* **Problem requirements**
Find the string "sphere" in the records. Copy every line it appears in.

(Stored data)
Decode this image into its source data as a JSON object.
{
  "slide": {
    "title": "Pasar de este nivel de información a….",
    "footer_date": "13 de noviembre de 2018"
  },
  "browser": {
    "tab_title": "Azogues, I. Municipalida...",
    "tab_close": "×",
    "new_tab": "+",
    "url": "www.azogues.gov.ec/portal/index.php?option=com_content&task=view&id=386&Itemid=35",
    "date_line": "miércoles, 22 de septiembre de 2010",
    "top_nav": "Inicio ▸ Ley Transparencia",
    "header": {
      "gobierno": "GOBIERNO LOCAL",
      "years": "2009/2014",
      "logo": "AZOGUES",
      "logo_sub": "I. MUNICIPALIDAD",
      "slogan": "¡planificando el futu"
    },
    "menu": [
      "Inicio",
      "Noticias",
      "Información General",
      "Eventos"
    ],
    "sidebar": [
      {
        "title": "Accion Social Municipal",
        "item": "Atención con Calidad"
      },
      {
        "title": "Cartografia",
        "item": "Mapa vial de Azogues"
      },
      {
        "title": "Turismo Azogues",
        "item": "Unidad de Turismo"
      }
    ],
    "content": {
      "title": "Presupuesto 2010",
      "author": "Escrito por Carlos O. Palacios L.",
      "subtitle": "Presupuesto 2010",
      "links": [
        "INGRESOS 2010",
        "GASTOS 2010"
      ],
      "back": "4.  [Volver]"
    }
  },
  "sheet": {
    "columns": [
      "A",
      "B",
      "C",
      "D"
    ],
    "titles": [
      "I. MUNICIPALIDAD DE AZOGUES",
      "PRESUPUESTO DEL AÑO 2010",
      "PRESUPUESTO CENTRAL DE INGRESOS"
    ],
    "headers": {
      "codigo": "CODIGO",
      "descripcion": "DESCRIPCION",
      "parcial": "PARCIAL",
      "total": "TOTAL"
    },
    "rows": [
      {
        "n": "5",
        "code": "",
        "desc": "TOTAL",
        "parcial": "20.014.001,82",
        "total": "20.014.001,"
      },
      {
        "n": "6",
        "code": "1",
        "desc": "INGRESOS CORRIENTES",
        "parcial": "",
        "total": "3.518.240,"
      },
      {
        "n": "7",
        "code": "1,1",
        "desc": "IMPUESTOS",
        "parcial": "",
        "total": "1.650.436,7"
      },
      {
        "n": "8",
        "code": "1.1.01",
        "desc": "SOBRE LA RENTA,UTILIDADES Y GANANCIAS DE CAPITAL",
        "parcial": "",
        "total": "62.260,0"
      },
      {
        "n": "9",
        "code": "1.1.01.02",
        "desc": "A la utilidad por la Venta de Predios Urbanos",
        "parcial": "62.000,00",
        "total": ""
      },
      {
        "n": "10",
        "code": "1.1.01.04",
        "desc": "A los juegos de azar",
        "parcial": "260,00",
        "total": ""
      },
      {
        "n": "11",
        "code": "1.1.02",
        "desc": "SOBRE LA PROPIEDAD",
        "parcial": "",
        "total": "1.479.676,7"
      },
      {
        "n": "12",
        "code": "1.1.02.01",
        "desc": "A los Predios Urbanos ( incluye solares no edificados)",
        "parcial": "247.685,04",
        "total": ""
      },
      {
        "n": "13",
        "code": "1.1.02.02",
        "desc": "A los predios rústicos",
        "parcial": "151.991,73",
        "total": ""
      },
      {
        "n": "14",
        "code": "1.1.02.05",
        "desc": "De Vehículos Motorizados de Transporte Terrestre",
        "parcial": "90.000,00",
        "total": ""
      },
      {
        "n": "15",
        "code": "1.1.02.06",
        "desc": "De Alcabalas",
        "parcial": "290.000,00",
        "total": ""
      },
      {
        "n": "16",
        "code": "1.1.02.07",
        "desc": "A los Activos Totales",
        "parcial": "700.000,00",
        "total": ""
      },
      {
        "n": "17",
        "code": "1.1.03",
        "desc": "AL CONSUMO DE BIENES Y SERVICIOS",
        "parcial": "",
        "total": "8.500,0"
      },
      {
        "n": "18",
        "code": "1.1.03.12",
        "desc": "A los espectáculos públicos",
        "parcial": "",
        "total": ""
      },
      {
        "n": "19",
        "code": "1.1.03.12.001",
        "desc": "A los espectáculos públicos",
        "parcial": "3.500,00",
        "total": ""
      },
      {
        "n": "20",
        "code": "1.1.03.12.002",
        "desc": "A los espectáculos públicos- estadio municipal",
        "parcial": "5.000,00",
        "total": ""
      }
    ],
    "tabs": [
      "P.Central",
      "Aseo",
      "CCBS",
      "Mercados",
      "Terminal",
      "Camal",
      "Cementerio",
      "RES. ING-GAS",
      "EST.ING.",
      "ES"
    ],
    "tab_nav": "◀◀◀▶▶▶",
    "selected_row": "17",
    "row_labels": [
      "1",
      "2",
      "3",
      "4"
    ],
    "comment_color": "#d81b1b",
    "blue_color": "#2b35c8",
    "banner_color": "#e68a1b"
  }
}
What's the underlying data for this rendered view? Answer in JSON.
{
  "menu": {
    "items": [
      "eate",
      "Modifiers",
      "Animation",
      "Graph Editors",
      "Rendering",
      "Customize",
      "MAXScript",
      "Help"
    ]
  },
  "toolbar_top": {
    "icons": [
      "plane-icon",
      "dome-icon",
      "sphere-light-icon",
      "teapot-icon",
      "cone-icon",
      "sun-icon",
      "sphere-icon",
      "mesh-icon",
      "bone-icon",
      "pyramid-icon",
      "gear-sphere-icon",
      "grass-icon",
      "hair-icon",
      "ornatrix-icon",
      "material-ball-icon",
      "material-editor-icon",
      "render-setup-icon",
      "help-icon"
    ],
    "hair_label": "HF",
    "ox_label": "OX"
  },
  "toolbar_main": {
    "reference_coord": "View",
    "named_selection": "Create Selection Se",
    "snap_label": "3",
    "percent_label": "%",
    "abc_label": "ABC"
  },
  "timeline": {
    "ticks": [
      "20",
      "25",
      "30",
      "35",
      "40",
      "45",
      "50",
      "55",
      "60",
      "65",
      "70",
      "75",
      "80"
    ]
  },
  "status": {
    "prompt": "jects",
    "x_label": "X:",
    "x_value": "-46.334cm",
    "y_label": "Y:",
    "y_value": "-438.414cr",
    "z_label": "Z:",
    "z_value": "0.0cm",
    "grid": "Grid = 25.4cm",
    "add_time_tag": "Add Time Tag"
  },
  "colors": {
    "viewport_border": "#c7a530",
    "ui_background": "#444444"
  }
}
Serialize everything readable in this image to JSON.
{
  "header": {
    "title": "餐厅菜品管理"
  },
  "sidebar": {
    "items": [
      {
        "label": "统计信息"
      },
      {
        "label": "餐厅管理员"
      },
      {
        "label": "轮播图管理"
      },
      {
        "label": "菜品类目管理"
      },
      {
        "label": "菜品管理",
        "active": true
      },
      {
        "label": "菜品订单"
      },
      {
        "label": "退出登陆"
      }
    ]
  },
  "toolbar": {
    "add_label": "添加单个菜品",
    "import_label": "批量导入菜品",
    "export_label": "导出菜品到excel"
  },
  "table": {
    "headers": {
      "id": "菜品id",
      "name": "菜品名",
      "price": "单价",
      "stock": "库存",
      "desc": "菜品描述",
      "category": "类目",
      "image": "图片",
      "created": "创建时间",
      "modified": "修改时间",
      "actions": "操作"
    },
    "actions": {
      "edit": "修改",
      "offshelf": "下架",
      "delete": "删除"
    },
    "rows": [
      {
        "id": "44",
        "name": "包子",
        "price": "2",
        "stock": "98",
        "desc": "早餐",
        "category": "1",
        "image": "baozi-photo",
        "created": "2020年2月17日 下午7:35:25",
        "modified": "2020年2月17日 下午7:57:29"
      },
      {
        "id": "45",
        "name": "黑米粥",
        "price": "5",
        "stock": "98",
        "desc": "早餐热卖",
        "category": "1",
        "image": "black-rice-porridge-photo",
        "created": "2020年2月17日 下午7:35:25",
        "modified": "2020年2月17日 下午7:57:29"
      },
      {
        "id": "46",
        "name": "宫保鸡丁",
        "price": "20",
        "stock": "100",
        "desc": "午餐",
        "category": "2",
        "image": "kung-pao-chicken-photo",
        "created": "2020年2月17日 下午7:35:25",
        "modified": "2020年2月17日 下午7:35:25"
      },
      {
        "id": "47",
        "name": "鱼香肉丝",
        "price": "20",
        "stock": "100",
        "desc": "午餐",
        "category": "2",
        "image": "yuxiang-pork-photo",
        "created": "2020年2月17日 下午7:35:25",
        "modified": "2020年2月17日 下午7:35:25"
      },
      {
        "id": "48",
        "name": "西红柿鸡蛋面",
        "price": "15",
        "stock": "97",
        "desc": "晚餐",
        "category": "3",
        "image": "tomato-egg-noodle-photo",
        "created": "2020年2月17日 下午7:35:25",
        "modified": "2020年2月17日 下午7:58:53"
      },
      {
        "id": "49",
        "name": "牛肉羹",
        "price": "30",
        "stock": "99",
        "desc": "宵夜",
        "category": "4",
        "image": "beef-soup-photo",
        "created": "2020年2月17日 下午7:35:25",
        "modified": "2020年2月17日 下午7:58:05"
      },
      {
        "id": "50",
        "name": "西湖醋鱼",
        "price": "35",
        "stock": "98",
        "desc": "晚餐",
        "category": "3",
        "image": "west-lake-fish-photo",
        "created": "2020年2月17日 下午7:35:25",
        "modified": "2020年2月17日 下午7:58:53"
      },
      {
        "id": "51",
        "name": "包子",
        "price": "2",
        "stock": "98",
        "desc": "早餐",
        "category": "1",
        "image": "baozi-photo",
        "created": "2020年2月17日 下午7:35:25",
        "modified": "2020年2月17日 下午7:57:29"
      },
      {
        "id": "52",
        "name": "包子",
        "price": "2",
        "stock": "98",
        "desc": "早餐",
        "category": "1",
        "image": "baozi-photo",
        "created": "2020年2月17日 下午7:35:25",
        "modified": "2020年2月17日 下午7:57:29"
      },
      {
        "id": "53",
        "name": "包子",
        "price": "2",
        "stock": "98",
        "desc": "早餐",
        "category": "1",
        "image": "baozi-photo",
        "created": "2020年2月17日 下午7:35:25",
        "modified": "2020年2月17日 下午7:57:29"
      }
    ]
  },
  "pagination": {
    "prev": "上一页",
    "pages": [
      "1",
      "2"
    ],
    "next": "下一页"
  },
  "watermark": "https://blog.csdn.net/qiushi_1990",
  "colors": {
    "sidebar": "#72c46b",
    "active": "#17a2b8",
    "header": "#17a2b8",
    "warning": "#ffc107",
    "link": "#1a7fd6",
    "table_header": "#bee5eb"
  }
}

* **Completed exercise**
      "sphere-light-icon",
      "sphere-icon",
      "gear-sphere-icon",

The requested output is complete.